• _Provided data_
++++++++++

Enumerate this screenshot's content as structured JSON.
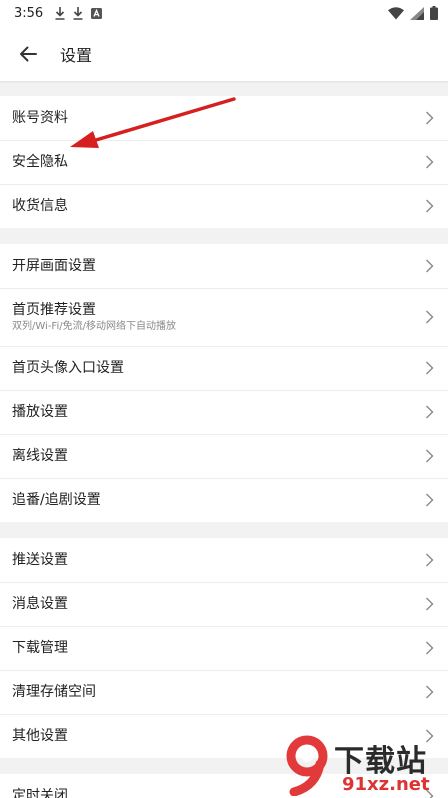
{
  "status_bar": {
    "time": "3:56"
  },
  "header": {
    "title": "设置"
  },
  "groups": [
    {
      "items": [
        {
          "label": "账号资料"
        },
        {
          "label": "安全隐私"
        },
        {
          "label": "收货信息"
        }
      ]
    },
    {
      "items": [
        {
          "label": "开屏画面设置"
        },
        {
          "label": "首页推荐设置",
          "sub": "双列/Wi-Fi/免流/移动网络下自动播放"
        },
        {
          "label": "首页头像入口设置"
        },
        {
          "label": "播放设置"
        },
        {
          "label": "离线设置"
        },
        {
          "label": "追番/追剧设置"
        }
      ]
    },
    {
      "items": [
        {
          "label": "推送设置"
        },
        {
          "label": "消息设置"
        },
        {
          "label": "下载管理"
        },
        {
          "label": "清理存储空间"
        },
        {
          "label": "其他设置"
        }
      ]
    },
    {
      "items": [
        {
          "label": "定时关闭"
        }
      ]
    }
  ],
  "watermark": {
    "brand": "下载站",
    "url": "91xz.net"
  },
  "colors": {
    "annotation_arrow": "#d61f1f",
    "divider": "#ececec",
    "background": "#f2f2f2"
  }
}
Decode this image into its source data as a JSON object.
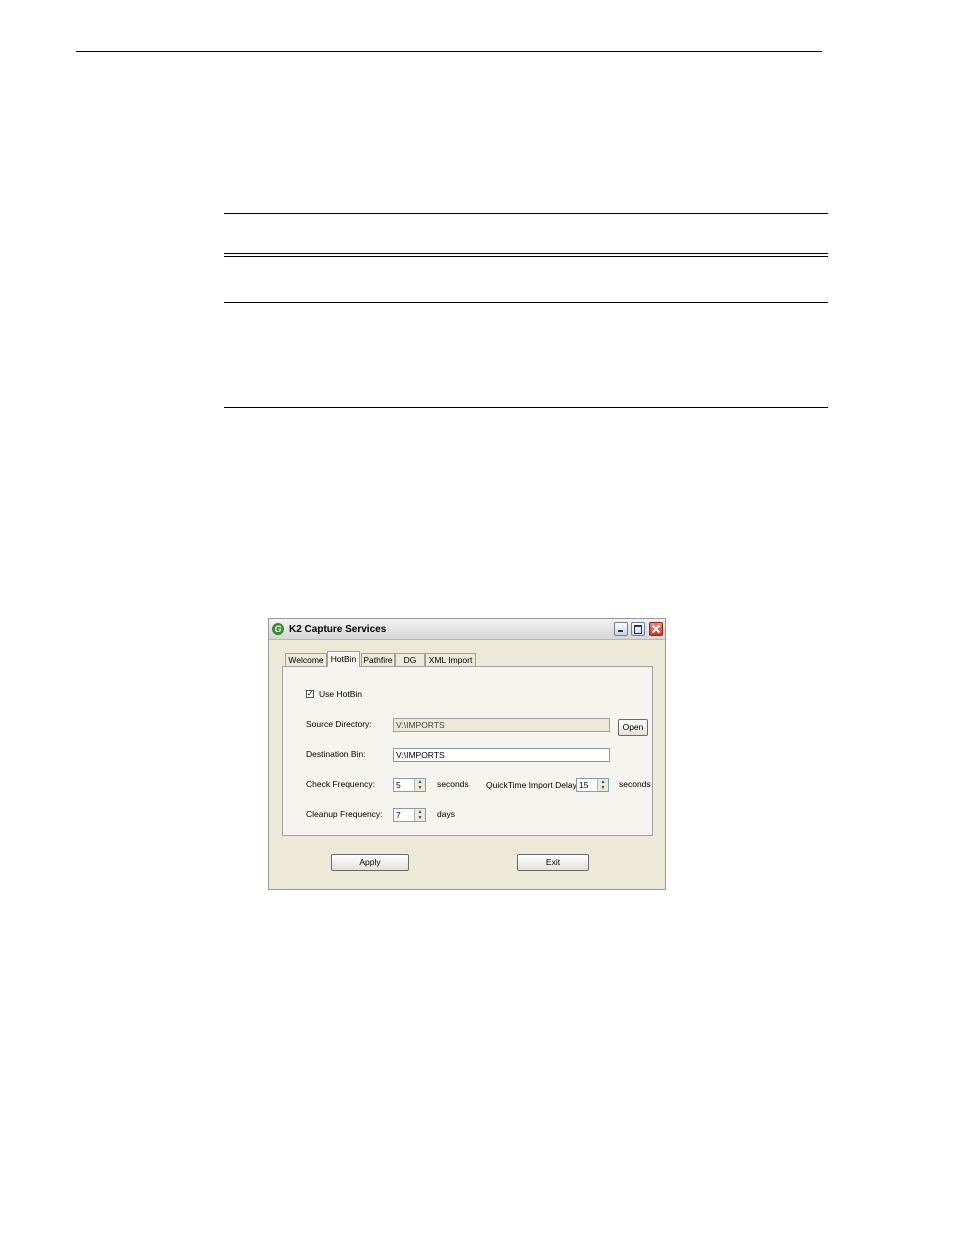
{
  "window": {
    "title": "K2 Capture Services",
    "app_icon_glyph": "G",
    "tabs": [
      "Welcome",
      "HotBin",
      "Pathfire",
      "DG",
      "XML Import"
    ],
    "active_tab": "HotBin"
  },
  "hotbin": {
    "use_hotbin_label": "Use HotBin",
    "use_hotbin_checked": true,
    "source_directory_label": "Source Directory:",
    "source_directory_value": "V:\\IMPORTS",
    "open_button": "Open",
    "destination_bin_label": "Destination Bin:",
    "destination_bin_value": "V:\\IMPORTS",
    "check_frequency_label": "Check Frequency:",
    "check_frequency_value": "5",
    "check_frequency_unit": "seconds",
    "qt_delay_label": "QuickTime Import Delay",
    "qt_delay_value": "15",
    "qt_delay_unit": "seconds",
    "cleanup_frequency_label": "Cleanup Frequency:",
    "cleanup_frequency_value": "7",
    "cleanup_frequency_unit": "days"
  },
  "footer": {
    "apply_button": "Apply",
    "exit_button": "Exit"
  }
}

++++++++++

• _Task brief_
Exactly the lines from the line containing "Decode this image" through the last line of the entries above are to be quoted, both included, and nothing else. Pictures are left out.

• _Completed exercise_
Decode this image into its source data as a JSON object.
{
  "window": {
    "title": "K2 Capture Services",
    "app_icon_glyph": "G",
    "tabs": [
      "Welcome",
      "HotBin",
      "Pathfire",
      "DG",
      "XML Import"
    ],
    "active_tab": "HotBin"
  },
  "hotbin": {
    "use_hotbin_label": "Use HotBin",
    "use_hotbin_checked": true,
    "source_directory_label": "Source Directory:",
    "source_directory_value": "V:\\IMPORTS",
    "open_button": "Open",
    "destination_bin_label": "Destination Bin:",
    "destination_bin_value": "V:\\IMPORTS",
    "check_frequency_label": "Check Frequency:",
    "check_frequency_value": "5",
    "check_frequency_unit": "seconds",
    "qt_delay_label": "QuickTime Import Delay",
    "qt_delay_value": "15",
    "qt_delay_unit": "seconds",
    "cleanup_frequency_label": "Cleanup Frequency:",
    "cleanup_frequency_value": "7",
    "cleanup_frequency_unit": "days"
  },
  "footer": {
    "apply_button": "Apply",
    "exit_button": "Exit"
  }
}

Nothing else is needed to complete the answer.